→ **EXERCISE**:
Your task is to tally the lines of the listing containing the word "structured" and report the figure alone.

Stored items
┌──
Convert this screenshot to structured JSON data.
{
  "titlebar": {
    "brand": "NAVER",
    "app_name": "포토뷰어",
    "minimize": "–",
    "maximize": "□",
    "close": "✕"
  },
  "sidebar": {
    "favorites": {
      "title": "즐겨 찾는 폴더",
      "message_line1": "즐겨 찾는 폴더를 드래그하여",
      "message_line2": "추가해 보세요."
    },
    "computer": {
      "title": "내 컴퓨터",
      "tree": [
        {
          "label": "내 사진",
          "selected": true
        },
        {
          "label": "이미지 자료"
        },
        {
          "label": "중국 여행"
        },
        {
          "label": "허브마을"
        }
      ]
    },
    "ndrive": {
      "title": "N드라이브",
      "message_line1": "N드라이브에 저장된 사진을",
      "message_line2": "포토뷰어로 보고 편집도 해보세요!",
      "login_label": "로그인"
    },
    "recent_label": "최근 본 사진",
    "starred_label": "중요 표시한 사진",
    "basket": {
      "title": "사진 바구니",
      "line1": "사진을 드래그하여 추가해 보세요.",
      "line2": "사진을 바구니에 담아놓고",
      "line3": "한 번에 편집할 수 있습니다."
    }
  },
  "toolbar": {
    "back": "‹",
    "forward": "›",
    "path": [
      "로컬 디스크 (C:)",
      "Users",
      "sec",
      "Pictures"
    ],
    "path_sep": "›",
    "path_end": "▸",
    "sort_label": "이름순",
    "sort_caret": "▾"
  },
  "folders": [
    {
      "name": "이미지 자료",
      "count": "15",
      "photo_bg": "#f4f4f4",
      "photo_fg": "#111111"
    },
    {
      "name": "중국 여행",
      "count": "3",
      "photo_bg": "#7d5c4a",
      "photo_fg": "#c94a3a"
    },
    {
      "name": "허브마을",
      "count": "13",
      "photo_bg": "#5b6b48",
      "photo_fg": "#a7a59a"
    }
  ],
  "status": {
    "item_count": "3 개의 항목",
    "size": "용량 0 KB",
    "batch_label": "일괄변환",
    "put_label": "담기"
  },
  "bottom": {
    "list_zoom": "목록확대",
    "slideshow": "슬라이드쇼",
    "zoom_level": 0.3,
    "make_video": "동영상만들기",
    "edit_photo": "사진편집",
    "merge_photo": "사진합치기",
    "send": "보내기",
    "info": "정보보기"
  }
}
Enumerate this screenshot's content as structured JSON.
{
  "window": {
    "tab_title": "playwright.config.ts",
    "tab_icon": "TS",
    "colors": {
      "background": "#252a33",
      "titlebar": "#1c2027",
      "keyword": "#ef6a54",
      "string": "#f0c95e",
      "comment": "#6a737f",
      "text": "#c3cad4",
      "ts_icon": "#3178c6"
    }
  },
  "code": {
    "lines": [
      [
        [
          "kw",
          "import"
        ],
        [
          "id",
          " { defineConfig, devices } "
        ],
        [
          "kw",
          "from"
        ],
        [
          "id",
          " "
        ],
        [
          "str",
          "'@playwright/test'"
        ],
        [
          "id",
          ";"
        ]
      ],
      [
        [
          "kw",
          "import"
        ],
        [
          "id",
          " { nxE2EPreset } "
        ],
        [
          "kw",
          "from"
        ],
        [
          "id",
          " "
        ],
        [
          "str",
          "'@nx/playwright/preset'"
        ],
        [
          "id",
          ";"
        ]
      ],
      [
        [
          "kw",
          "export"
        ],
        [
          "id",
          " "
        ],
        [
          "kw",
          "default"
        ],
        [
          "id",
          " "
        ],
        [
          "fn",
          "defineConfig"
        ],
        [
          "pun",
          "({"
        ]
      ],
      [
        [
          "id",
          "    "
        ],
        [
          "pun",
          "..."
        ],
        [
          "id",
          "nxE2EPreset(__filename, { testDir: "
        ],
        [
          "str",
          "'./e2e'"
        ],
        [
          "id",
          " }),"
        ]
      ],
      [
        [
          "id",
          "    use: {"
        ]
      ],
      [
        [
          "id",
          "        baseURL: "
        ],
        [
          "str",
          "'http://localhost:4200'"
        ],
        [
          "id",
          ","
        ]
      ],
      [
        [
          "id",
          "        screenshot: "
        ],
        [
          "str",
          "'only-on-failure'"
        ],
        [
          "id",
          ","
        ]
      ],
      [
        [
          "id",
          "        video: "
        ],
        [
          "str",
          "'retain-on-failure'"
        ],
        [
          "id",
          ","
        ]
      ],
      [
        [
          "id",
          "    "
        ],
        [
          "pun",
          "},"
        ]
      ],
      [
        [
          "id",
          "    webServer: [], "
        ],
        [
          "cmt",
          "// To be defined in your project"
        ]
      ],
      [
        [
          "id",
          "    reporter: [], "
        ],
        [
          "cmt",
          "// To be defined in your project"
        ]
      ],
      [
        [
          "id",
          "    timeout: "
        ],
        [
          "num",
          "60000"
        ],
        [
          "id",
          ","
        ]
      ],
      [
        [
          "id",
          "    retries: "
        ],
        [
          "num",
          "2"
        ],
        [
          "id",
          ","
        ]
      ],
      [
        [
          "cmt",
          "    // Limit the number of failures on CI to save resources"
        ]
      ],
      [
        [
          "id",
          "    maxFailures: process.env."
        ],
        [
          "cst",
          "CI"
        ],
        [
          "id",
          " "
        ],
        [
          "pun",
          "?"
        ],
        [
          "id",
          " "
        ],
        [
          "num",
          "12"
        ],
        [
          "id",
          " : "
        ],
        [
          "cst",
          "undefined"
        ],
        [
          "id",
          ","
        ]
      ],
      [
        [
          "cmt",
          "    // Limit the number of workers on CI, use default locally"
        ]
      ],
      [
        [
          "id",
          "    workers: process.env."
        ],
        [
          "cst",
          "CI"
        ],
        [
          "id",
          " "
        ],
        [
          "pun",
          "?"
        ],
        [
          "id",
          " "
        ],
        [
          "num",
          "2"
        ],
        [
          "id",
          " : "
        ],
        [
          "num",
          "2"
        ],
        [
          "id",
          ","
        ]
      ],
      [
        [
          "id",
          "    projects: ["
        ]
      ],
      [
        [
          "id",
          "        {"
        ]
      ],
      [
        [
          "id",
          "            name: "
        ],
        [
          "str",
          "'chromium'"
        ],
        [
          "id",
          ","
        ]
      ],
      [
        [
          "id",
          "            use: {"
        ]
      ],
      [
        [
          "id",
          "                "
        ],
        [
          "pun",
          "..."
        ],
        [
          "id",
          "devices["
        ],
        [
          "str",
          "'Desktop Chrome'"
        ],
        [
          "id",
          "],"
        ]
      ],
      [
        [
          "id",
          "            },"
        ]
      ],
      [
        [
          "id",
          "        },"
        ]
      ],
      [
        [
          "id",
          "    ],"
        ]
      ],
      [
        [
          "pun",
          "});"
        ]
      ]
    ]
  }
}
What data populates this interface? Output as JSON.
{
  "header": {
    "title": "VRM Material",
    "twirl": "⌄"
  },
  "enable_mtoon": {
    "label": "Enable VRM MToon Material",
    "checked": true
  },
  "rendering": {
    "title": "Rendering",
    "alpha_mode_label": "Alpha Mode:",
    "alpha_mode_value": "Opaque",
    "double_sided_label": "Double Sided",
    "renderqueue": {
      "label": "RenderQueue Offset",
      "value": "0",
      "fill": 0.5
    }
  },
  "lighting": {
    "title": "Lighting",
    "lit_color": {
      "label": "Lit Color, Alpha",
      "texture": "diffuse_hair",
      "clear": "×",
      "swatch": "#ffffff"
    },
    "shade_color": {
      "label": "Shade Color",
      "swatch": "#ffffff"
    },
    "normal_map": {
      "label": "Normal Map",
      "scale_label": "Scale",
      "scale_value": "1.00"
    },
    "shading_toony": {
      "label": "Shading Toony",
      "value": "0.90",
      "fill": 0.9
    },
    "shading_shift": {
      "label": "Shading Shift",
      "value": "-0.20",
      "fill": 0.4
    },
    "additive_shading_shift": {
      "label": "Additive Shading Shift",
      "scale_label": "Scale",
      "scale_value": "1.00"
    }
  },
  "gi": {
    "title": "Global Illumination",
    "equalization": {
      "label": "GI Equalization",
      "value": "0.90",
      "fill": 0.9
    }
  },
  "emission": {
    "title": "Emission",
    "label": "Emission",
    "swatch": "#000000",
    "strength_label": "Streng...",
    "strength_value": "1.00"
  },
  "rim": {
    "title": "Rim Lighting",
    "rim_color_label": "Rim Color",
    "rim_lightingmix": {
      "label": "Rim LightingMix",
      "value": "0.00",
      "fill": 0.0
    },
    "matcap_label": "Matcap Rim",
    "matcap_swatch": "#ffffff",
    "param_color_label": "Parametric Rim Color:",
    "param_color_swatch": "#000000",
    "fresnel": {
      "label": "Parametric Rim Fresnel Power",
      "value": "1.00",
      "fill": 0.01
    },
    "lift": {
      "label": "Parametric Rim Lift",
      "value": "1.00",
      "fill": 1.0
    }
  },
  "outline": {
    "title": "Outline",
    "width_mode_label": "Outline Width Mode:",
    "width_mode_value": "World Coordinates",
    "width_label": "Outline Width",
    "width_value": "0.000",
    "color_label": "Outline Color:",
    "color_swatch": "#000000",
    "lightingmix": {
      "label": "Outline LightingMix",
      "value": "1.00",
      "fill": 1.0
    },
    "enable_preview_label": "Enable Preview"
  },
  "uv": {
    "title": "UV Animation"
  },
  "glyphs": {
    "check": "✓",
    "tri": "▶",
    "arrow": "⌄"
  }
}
└──
→ **WRITTEN ANSWER**:
2